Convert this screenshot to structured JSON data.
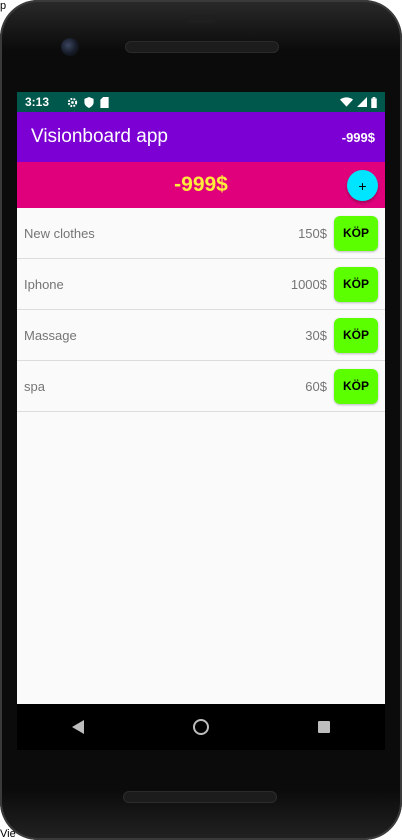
{
  "status_bar": {
    "time": "3:13",
    "icons": [
      "gear-icon",
      "shield-icon",
      "sdcard-icon"
    ],
    "right_icons": [
      "wifi-icon",
      "signal-icon",
      "battery-icon"
    ]
  },
  "app_bar": {
    "title": "Visionboard app",
    "balance": "-999$"
  },
  "banner": {
    "balance": "-999$",
    "add_label": "+"
  },
  "items": [
    {
      "name": "New clothes",
      "price": "150$",
      "buy_label": "KÖP"
    },
    {
      "name": "Iphone",
      "price": "1000$",
      "buy_label": "KÖP"
    },
    {
      "name": "Massage",
      "price": "30$",
      "buy_label": "KÖP"
    },
    {
      "name": "spa",
      "price": "60$",
      "buy_label": "KÖP"
    }
  ],
  "colors": {
    "status_bar": "#00574b",
    "app_bar": "#7c00d4",
    "banner": "#e1007c",
    "balance_text": "#ffeb3b",
    "fab": "#00e5ff",
    "buy_button": "#5cff00"
  },
  "edge_text": {
    "top": "p",
    "bottom": "Vie"
  }
}
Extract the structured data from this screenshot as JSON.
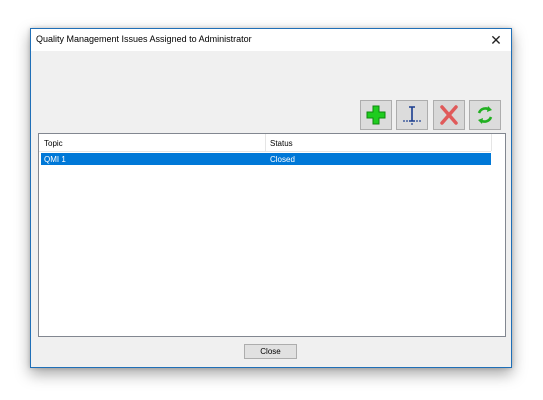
{
  "window": {
    "title": "Quality Management Issues Assigned to Administrator",
    "close_glyph": "✕"
  },
  "toolbar": {
    "buttons": [
      {
        "name": "add-button",
        "icon": "green-plus-icon",
        "color": "#18b818"
      },
      {
        "name": "edit-button",
        "icon": "text-cursor-icon",
        "color": "#1a3d8f"
      },
      {
        "name": "delete-button",
        "icon": "red-x-icon",
        "color": "#d94848"
      },
      {
        "name": "refresh-button",
        "icon": "green-refresh-icon",
        "color": "#22b022"
      }
    ]
  },
  "list": {
    "columns": [
      "Topic",
      "Status"
    ],
    "rows": [
      {
        "topic": "QMI 1",
        "status": "Closed",
        "selected": true
      }
    ],
    "selection_color": "#0078d7"
  },
  "footer": {
    "close_label": "Close"
  }
}
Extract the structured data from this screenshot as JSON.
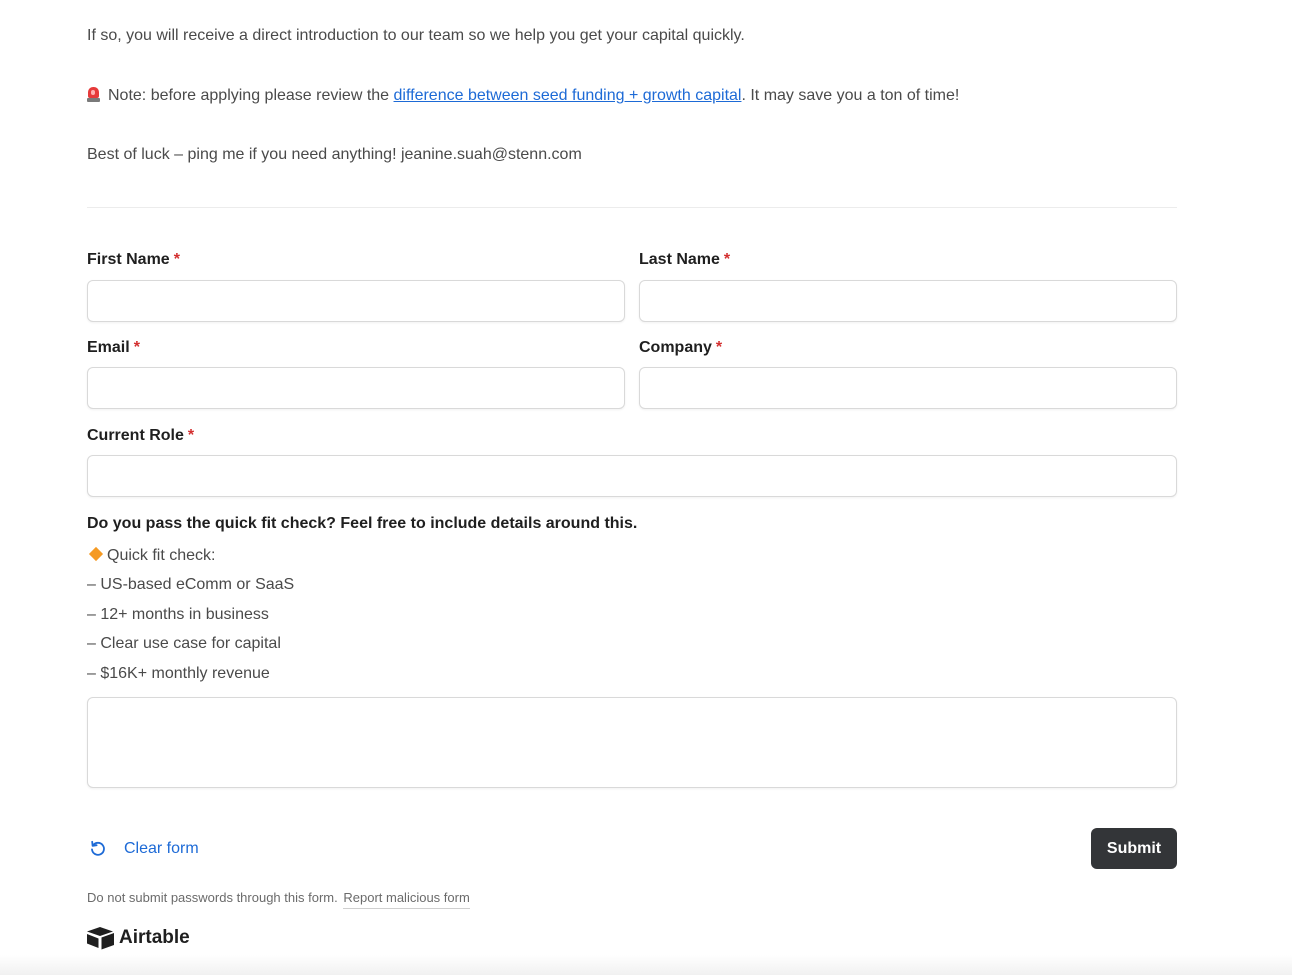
{
  "intro": {
    "line1": "If so, you will receive a direct introduction to our team so we help you get your capital quickly.",
    "note_prefix": "Note: before applying please review the ",
    "note_link": "difference between seed funding + growth capital",
    "note_suffix": ". It may save you a ton of time!",
    "closing": "Best of luck – ping me if you need anything! jeanine.suah@stenn.com"
  },
  "form": {
    "required_marker": "*",
    "first_name": {
      "label": "First Name",
      "value": ""
    },
    "last_name": {
      "label": "Last Name",
      "value": ""
    },
    "email": {
      "label": "Email",
      "value": ""
    },
    "company": {
      "label": "Company",
      "value": ""
    },
    "current_role": {
      "label": "Current Role",
      "value": ""
    },
    "fit_check": {
      "label": "Do you pass the quick fit check? Feel free to include details around this.",
      "heading": "Quick fit check:",
      "items": [
        "– US-based eComm or SaaS",
        "– 12+ months in business",
        "– Clear use case for capital",
        "– $16K+ monthly revenue"
      ],
      "value": ""
    }
  },
  "actions": {
    "clear_label": "Clear form",
    "submit_label": "Submit"
  },
  "footer": {
    "note": "Do not submit passwords through this form.",
    "report_link": "Report malicious form",
    "brand": "Airtable"
  },
  "icons": {
    "note": "siren-icon",
    "fit_check": "orange-diamond-icon",
    "clear": "reset-icon",
    "brand": "airtable-logo-icon"
  },
  "colors": {
    "link": "#1d6ad6",
    "required": "#d32f2f",
    "submit_bg": "#333538"
  }
}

▸ **Directions**
Check each line of the records for "capital" and copy the ones that contain it.

▸ **Response below**
    "line1": "If so, you will receive a direct introduction to our team so we help you get your capital quickly.",
    "note_link": "difference between seed funding + growth capital",
        "– Clear use case for capital",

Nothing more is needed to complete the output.